▶ **Goal of the exercise**: Copy all records verbatim.

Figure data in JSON
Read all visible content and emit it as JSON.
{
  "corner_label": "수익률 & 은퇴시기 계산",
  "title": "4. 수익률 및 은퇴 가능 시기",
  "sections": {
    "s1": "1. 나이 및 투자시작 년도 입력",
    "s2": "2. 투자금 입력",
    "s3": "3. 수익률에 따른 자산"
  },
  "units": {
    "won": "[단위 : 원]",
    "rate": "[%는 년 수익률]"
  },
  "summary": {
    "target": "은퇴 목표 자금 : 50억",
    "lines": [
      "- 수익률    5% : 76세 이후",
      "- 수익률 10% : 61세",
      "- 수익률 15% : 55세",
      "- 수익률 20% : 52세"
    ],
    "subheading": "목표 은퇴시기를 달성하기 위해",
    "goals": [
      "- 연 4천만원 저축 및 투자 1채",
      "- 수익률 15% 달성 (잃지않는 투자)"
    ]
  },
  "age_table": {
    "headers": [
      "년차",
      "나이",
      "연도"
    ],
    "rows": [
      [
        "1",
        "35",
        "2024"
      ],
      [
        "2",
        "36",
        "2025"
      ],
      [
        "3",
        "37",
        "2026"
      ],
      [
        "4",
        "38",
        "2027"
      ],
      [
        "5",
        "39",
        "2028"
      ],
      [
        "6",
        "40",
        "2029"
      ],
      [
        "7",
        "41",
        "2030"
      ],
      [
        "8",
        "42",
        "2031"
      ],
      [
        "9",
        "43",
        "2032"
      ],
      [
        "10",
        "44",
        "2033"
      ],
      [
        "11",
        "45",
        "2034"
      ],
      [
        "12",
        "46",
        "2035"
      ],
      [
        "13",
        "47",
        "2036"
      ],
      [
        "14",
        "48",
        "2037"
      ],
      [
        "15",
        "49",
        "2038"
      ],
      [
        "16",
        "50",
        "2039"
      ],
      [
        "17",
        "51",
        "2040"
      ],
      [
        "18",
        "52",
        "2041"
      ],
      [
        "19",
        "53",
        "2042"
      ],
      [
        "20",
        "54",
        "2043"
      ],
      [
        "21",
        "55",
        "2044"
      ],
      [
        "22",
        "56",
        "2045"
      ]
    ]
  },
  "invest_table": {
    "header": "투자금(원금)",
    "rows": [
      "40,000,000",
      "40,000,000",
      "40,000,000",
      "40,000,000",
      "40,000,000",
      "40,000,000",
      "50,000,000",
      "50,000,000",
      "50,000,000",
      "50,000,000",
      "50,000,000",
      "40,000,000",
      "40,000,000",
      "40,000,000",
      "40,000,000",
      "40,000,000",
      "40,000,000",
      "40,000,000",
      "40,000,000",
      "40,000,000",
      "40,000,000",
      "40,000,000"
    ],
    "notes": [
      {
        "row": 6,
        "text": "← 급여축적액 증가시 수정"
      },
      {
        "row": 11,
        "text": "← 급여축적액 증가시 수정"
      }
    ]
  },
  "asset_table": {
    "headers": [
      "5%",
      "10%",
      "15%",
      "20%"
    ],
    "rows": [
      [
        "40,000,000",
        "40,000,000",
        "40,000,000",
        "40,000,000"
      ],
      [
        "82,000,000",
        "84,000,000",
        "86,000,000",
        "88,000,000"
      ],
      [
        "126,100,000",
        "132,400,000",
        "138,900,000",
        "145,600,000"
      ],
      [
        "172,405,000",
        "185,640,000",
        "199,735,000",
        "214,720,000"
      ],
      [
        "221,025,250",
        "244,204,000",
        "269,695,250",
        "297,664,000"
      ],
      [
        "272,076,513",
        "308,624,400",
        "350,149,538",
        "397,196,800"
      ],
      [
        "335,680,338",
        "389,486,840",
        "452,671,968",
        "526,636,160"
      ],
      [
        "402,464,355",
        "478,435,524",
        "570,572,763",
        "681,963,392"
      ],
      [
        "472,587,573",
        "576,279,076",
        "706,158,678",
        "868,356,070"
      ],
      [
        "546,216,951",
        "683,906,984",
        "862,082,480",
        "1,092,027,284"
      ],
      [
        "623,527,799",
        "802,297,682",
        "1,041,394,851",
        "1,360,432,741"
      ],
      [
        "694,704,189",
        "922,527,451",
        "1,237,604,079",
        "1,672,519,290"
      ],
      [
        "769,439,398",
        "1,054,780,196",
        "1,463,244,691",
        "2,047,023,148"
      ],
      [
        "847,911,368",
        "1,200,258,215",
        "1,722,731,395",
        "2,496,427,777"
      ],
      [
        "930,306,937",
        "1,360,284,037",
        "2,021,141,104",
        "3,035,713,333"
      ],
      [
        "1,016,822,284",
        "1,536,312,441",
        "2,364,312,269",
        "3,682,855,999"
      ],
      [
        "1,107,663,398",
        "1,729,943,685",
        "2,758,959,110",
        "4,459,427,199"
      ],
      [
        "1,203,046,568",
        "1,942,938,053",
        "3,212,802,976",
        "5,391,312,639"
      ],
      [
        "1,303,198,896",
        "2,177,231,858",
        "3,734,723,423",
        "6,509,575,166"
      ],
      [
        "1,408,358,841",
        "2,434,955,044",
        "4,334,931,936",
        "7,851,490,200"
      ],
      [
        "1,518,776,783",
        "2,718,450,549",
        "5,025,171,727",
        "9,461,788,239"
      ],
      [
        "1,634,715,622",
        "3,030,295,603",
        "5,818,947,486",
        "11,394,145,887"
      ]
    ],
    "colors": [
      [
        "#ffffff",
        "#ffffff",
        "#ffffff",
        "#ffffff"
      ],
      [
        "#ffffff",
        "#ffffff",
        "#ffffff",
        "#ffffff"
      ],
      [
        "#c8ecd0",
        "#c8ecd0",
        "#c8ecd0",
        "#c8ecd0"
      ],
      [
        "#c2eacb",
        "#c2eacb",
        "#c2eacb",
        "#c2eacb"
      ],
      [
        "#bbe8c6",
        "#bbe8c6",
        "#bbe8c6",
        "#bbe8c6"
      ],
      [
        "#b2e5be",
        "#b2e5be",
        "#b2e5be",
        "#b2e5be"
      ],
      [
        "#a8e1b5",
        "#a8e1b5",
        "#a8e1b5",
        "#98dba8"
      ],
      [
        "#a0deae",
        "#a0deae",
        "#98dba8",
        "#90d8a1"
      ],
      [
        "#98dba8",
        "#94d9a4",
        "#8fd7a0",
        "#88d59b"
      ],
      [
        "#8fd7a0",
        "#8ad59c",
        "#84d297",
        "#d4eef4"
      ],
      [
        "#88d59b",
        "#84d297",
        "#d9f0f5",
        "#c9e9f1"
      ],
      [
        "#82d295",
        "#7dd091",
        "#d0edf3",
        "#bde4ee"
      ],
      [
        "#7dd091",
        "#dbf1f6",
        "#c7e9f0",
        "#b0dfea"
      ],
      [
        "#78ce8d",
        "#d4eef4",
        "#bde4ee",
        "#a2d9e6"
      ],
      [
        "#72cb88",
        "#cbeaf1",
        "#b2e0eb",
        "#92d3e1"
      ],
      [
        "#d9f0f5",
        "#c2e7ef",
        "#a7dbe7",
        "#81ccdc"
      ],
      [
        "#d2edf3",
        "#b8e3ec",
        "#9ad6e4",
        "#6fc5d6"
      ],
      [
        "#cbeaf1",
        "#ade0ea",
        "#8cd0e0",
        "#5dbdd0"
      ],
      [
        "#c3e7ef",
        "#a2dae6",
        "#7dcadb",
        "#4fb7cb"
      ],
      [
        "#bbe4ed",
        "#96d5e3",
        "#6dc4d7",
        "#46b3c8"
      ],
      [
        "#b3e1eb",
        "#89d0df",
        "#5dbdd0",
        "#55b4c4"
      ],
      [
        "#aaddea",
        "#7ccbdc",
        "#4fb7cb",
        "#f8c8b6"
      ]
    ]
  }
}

▶ **Exercise answer**:
Read all visible content and emit it as JSON.
{
  "corner_label": "수익률 & 은퇴시기 계산",
  "title": "4. 수익률 및 은퇴 가능 시기",
  "sections": {
    "s1": "1. 나이 및 투자시작 년도 입력",
    "s2": "2. 투자금 입력",
    "s3": "3. 수익률에 따른 자산"
  },
  "units": {
    "won": "[단위 : 원]",
    "rate": "[%는 년 수익률]"
  },
  "summary": {
    "target": "은퇴 목표 자금 : 50억",
    "lines": [
      "- 수익률    5% : 76세 이후",
      "- 수익률 10% : 61세",
      "- 수익률 15% : 55세",
      "- 수익률 20% : 52세"
    ],
    "subheading": "목표 은퇴시기를 달성하기 위해",
    "goals": [
      "- 연 4천만원 저축 및 투자 1채",
      "- 수익률 15% 달성 (잃지않는 투자)"
    ]
  },
  "age_table": {
    "headers": [
      "년차",
      "나이",
      "연도"
    ],
    "rows": [
      [
        "1",
        "35",
        "2024"
      ],
      [
        "2",
        "36",
        "2025"
      ],
      [
        "3",
        "37",
        "2026"
      ],
      [
        "4",
        "38",
        "2027"
      ],
      [
        "5",
        "39",
        "2028"
      ],
      [
        "6",
        "40",
        "2029"
      ],
      [
        "7",
        "41",
        "2030"
      ],
      [
        "8",
        "42",
        "2031"
      ],
      [
        "9",
        "43",
        "2032"
      ],
      [
        "10",
        "44",
        "2033"
      ],
      [
        "11",
        "45",
        "2034"
      ],
      [
        "12",
        "46",
        "2035"
      ],
      [
        "13",
        "47",
        "2036"
      ],
      [
        "14",
        "48",
        "2037"
      ],
      [
        "15",
        "49",
        "2038"
      ],
      [
        "16",
        "50",
        "2039"
      ],
      [
        "17",
        "51",
        "2040"
      ],
      [
        "18",
        "52",
        "2041"
      ],
      [
        "19",
        "53",
        "2042"
      ],
      [
        "20",
        "54",
        "2043"
      ],
      [
        "21",
        "55",
        "2044"
      ],
      [
        "22",
        "56",
        "2045"
      ]
    ]
  },
  "invest_table": {
    "header": "투자금(원금)",
    "rows": [
      "40,000,000",
      "40,000,000",
      "40,000,000",
      "40,000,000",
      "40,000,000",
      "40,000,000",
      "50,000,000",
      "50,000,000",
      "50,000,000",
      "50,000,000",
      "50,000,000",
      "40,000,000",
      "40,000,000",
      "40,000,000",
      "40,000,000",
      "40,000,000",
      "40,000,000",
      "40,000,000",
      "40,000,000",
      "40,000,000",
      "40,000,000",
      "40,000,000"
    ],
    "notes": [
      {
        "row": 6,
        "text": "← 급여축적액 증가시 수정"
      },
      {
        "row": 11,
        "text": "← 급여축적액 증가시 수정"
      }
    ]
  },
  "asset_table": {
    "headers": [
      "5%",
      "10%",
      "15%",
      "20%"
    ],
    "rows": [
      [
        "40,000,000",
        "40,000,000",
        "40,000,000",
        "40,000,000"
      ],
      [
        "82,000,000",
        "84,000,000",
        "86,000,000",
        "88,000,000"
      ],
      [
        "126,100,000",
        "132,400,000",
        "138,900,000",
        "145,600,000"
      ],
      [
        "172,405,000",
        "185,640,000",
        "199,735,000",
        "214,720,000"
      ],
      [
        "221,025,250",
        "244,204,000",
        "269,695,250",
        "297,664,000"
      ],
      [
        "272,076,513",
        "308,624,400",
        "350,149,538",
        "397,196,800"
      ],
      [
        "335,680,338",
        "389,486,840",
        "452,671,968",
        "526,636,160"
      ],
      [
        "402,464,355",
        "478,435,524",
        "570,572,763",
        "681,963,392"
      ],
      [
        "472,587,573",
        "576,279,076",
        "706,158,678",
        "868,356,070"
      ],
      [
        "546,216,951",
        "683,906,984",
        "862,082,480",
        "1,092,027,284"
      ],
      [
        "623,527,799",
        "802,297,682",
        "1,041,394,851",
        "1,360,432,741"
      ],
      [
        "694,704,189",
        "922,527,451",
        "1,237,604,079",
        "1,672,519,290"
      ],
      [
        "769,439,398",
        "1,054,780,196",
        "1,463,244,691",
        "2,047,023,148"
      ],
      [
        "847,911,368",
        "1,200,258,215",
        "1,722,731,395",
        "2,496,427,777"
      ],
      [
        "930,306,937",
        "1,360,284,037",
        "2,021,141,104",
        "3,035,713,333"
      ],
      [
        "1,016,822,284",
        "1,536,312,441",
        "2,364,312,269",
        "3,682,855,999"
      ],
      [
        "1,107,663,398",
        "1,729,943,685",
        "2,758,959,110",
        "4,459,427,199"
      ],
      [
        "1,203,046,568",
        "1,942,938,053",
        "3,212,802,976",
        "5,391,312,639"
      ],
      [
        "1,303,198,896",
        "2,177,231,858",
        "3,734,723,423",
        "6,509,575,166"
      ],
      [
        "1,408,358,841",
        "2,434,955,044",
        "4,334,931,936",
        "7,851,490,200"
      ],
      [
        "1,518,776,783",
        "2,718,450,549",
        "5,025,171,727",
        "9,461,788,239"
      ],
      [
        "1,634,715,622",
        "3,030,295,603",
        "5,818,947,486",
        "11,394,145,887"
      ]
    ],
    "colors": [
      [
        "#ffffff",
        "#ffffff",
        "#ffffff",
        "#ffffff"
      ],
      [
        "#ffffff",
        "#ffffff",
        "#ffffff",
        "#ffffff"
      ],
      [
        "#c8ecd0",
        "#c8ecd0",
        "#c8ecd0",
        "#c8ecd0"
      ],
      [
        "#c2eacb",
        "#c2eacb",
        "#c2eacb",
        "#c2eacb"
      ],
      [
        "#bbe8c6",
        "#bbe8c6",
        "#bbe8c6",
        "#bbe8c6"
      ],
      [
        "#b2e5be",
        "#b2e5be",
        "#b2e5be",
        "#b2e5be"
      ],
      [
        "#a8e1b5",
        "#a8e1b5",
        "#a8e1b5",
        "#98dba8"
      ],
      [
        "#a0deae",
        "#a0deae",
        "#98dba8",
        "#90d8a1"
      ],
      [
        "#98dba8",
        "#94d9a4",
        "#8fd7a0",
        "#88d59b"
      ],
      [
        "#8fd7a0",
        "#8ad59c",
        "#84d297",
        "#d4eef4"
      ],
      [
        "#88d59b",
        "#84d297",
        "#d9f0f5",
        "#c9e9f1"
      ],
      [
        "#82d295",
        "#7dd091",
        "#d0edf3",
        "#bde4ee"
      ],
      [
        "#7dd091",
        "#dbf1f6",
        "#c7e9f0",
        "#b0dfea"
      ],
      [
        "#78ce8d",
        "#d4eef4",
        "#bde4ee",
        "#a2d9e6"
      ],
      [
        "#72cb88",
        "#cbeaf1",
        "#b2e0eb",
        "#92d3e1"
      ],
      [
        "#d9f0f5",
        "#c2e7ef",
        "#a7dbe7",
        "#81ccdc"
      ],
      [
        "#d2edf3",
        "#b8e3ec",
        "#9ad6e4",
        "#6fc5d6"
      ],
      [
        "#cbeaf1",
        "#ade0ea",
        "#8cd0e0",
        "#5dbdd0"
      ],
      [
        "#c3e7ef",
        "#a2dae6",
        "#7dcadb",
        "#4fb7cb"
      ],
      [
        "#bbe4ed",
        "#96d5e3",
        "#6dc4d7",
        "#46b3c8"
      ],
      [
        "#b3e1eb",
        "#89d0df",
        "#5dbdd0",
        "#55b4c4"
      ],
      [
        "#aaddea",
        "#7ccbdc",
        "#4fb7cb",
        "#f8c8b6"
      ]
    ]
  }
}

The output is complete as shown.